::: Records for this task

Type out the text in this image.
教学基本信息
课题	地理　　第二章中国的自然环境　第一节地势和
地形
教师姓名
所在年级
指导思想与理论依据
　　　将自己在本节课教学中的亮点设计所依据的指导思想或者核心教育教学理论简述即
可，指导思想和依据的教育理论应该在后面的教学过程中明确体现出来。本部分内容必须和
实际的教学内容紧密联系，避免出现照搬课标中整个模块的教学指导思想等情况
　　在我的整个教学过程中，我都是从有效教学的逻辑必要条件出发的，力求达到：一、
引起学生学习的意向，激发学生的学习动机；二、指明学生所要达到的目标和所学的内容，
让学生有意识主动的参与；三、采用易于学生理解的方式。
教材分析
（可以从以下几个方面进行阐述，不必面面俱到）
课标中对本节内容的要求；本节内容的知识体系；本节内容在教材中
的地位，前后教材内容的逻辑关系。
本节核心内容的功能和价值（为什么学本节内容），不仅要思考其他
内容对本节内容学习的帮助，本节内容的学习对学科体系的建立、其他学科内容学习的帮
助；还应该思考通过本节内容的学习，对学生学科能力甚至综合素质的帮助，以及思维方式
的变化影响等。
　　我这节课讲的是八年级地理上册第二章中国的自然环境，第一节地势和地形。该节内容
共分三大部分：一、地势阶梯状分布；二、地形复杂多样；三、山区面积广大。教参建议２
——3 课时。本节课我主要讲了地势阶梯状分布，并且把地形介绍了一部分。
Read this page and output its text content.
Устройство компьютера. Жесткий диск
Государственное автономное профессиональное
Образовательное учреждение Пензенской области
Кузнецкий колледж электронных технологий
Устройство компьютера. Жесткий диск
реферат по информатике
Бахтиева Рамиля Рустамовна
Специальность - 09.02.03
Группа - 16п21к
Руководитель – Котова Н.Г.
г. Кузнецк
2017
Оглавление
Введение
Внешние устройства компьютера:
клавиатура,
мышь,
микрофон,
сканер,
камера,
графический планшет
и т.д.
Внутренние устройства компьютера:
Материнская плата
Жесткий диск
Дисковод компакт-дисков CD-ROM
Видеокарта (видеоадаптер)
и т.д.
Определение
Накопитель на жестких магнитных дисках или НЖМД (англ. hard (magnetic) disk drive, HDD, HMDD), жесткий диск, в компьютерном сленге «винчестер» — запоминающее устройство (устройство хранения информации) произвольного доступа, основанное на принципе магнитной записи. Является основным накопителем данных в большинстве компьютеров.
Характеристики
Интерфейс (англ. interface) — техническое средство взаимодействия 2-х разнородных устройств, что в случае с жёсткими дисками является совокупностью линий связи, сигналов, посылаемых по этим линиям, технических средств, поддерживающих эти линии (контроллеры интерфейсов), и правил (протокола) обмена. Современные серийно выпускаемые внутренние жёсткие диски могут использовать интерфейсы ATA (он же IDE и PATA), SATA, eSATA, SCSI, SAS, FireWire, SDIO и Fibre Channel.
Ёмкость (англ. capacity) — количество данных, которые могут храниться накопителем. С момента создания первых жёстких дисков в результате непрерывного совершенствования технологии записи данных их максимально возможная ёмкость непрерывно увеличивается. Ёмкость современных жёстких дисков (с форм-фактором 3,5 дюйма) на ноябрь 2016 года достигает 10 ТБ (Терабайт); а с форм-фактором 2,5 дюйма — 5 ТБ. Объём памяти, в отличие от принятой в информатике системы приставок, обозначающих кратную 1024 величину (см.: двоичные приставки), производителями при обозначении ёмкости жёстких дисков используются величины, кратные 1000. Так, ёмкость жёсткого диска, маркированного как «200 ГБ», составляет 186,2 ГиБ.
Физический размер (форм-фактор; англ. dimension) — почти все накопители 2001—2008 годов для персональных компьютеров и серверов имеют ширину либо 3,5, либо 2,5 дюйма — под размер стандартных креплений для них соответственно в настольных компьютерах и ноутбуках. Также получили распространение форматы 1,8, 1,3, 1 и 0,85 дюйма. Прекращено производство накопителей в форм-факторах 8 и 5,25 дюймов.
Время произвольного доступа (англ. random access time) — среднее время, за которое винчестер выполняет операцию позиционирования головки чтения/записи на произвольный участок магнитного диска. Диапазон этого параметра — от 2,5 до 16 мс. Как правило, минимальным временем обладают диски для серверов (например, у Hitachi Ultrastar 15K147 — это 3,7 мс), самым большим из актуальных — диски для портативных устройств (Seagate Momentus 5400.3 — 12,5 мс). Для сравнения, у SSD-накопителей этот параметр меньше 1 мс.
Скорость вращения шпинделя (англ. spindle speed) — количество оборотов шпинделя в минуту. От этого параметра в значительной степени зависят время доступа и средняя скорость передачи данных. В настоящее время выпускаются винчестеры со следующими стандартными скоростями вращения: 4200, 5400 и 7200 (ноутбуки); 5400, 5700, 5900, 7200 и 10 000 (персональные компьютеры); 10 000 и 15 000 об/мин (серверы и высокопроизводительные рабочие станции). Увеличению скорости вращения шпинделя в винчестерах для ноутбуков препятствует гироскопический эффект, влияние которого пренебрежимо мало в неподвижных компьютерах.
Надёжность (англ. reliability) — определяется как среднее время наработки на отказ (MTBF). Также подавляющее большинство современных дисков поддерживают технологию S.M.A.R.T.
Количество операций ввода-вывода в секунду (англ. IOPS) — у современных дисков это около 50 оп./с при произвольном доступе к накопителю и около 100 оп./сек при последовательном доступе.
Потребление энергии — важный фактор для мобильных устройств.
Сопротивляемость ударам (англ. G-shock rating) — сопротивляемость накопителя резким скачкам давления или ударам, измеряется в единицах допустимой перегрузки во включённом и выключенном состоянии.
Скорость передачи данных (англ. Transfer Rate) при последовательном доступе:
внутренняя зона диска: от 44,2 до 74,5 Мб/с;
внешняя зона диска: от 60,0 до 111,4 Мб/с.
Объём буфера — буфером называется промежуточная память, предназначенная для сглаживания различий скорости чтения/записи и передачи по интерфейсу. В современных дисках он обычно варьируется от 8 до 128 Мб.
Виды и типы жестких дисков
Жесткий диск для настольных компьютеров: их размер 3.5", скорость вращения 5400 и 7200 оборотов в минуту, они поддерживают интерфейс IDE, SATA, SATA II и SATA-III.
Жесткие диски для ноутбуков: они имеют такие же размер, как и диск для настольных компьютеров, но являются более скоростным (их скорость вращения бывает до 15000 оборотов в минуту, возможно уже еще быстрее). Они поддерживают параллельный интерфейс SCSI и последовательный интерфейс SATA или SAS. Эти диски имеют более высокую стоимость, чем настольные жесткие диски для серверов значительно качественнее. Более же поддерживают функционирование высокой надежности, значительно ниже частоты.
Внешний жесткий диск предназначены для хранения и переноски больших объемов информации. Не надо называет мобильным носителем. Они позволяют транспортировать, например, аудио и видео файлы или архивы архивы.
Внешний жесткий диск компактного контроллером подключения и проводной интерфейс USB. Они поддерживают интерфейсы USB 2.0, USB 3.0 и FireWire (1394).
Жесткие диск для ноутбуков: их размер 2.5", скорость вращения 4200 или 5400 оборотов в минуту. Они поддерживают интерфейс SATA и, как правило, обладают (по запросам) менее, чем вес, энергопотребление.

::::::

Gather each line that holds "последовательном".

Количество операций ввода-вывода в секунду (англ. IOPS) — у современных дисков это около 50 оп./с при произвольном доступе к накопителю и около 100 оп./сек при последовательном доступе.
Скорость передачи данных (англ. Transfer Rate) при последовательном доступе:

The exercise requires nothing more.